__CHALLENGE__
In the excerpt about the Irish treaty, what new name did the UK take afterward?

>> begin DOCUMENT EXCERPT

However instead of creating an independent republic, Ireland had to sign an oath which would only give it the opportunity of freedom to be a self-governing authority within the British Empire with the British monarch as head of state. However at the same time, the treaty that was offered to the Irish also gave opportunity to countries in Ireland to give back its control to the UK within the following month after the treaty was agreed upon. In the end the treaty provided a self-directed Irish state, only in 26 of the 32 countries part of Ireland.

Even though, originally, the treaty was greatly appreciated throughout Ireland, it created a split in opinion of government. The countries in the northern region of Ireland didn’t agree to the Partition of Ireland from the UK and so with this the Home Rule and the Government of Ireland Act of 1920 were passed. These gave Ireland two different parliaments, each with its own Prime Minister. One was given for the Unionists and the other for the Nationalists. The citizens of six northern countries under the leader of the unionist group voted as part of a referendum for the creation of a “Northern Ireland” in May 1921. The Northern Ireland was run under a Prime Minister which followed the Unionist belief.

The British always expected that the northern region of Ireland would comply with the party of the treaty which gave power and authority back to the British. However the expectancy grew even more certain when Sir James Craig, the PM of Northern Ireland announced during October 1922 that “we will have to make the choice either to vote out or remain within the Free State” hence showing that he was not with southern Ireland. He later then said that as soon as Northern Ireland is given the opportunity to make a decision it is important that it is made instantly, so to show the world that any decision made came with no hesitation. Eventually, in a written agreement with Britain, Northern Ireland gave back any agreement which they acquired in the treaty and was under the ruling authority of the UK. Afterwards the UK was renamed to ‘The United Kingdom of Great Britain and Northern Ireland’ to reflect the new ruling. Thus the separation in state due to the treaty was yet the beginning of the civil war between Northern and Southern Ireland.

>> end DOCUMENT EXCERPT
>> begin DATA ENTRIES

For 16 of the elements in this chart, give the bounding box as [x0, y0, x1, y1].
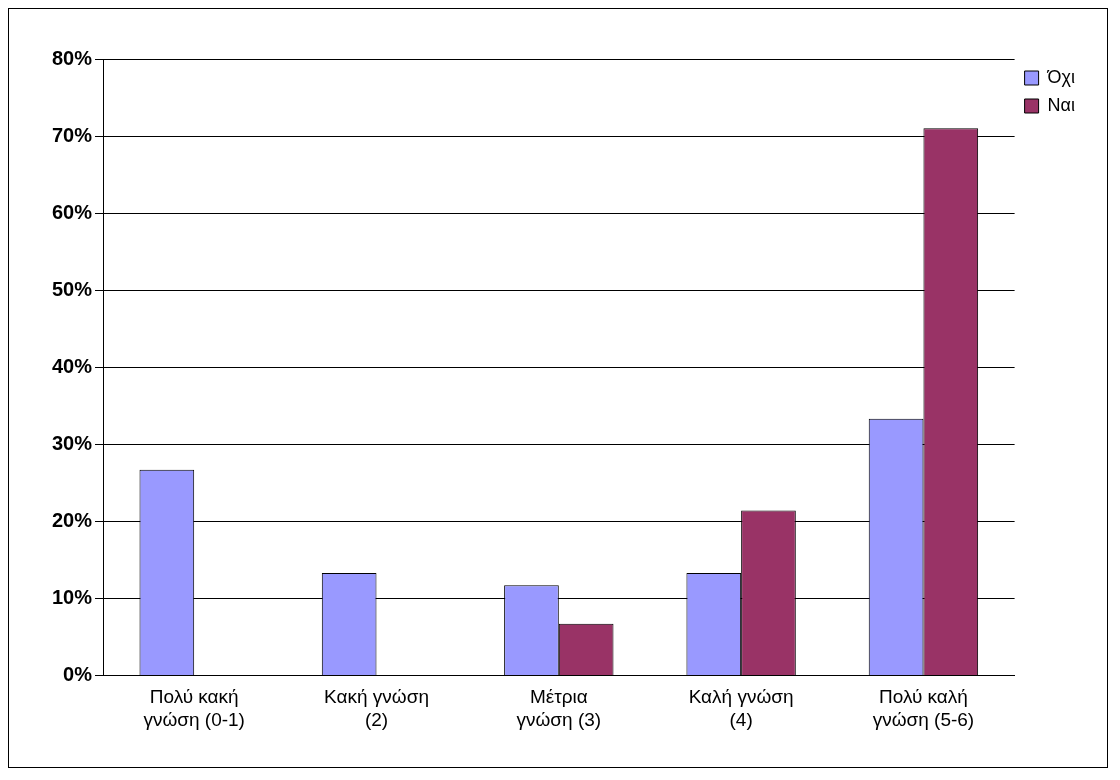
y-tick-label: 0%: [63, 662, 93, 685]
y-tick-label: 60%: [52, 200, 93, 223]
y-tick-label: 80%: [52, 46, 93, 69]
y-tick-label: 30%: [52, 431, 93, 454]
legend-label: Όχι: [1046, 66, 1075, 87]
x-tick-label: Πολύ καλή γνώση (5-6): [872, 686, 975, 730]
y-tick-label: 40%: [52, 354, 93, 377]
y-tick-label: 50%: [52, 277, 93, 300]
y-tick-label: 70%: [52, 123, 93, 146]
legend-label: Ναι: [1047, 94, 1075, 115]
y-tick-label: 20%: [52, 508, 93, 531]
x-tick-label: Καλή γνώση (4): [688, 686, 794, 730]
x-tick-label: Πολύ κακή γνώση (0-1): [143, 686, 245, 730]
x-tick-label: Κακή γνώση (2): [324, 686, 429, 730]
x-tick-label: Μέτρια γνώση (3): [516, 686, 602, 730]
y-tick-label: 10%: [52, 585, 93, 608]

>> end DATA ENTRIES

__RESULT OF THE TASK__
The United Kingdom of Great Britain and Northern Ireland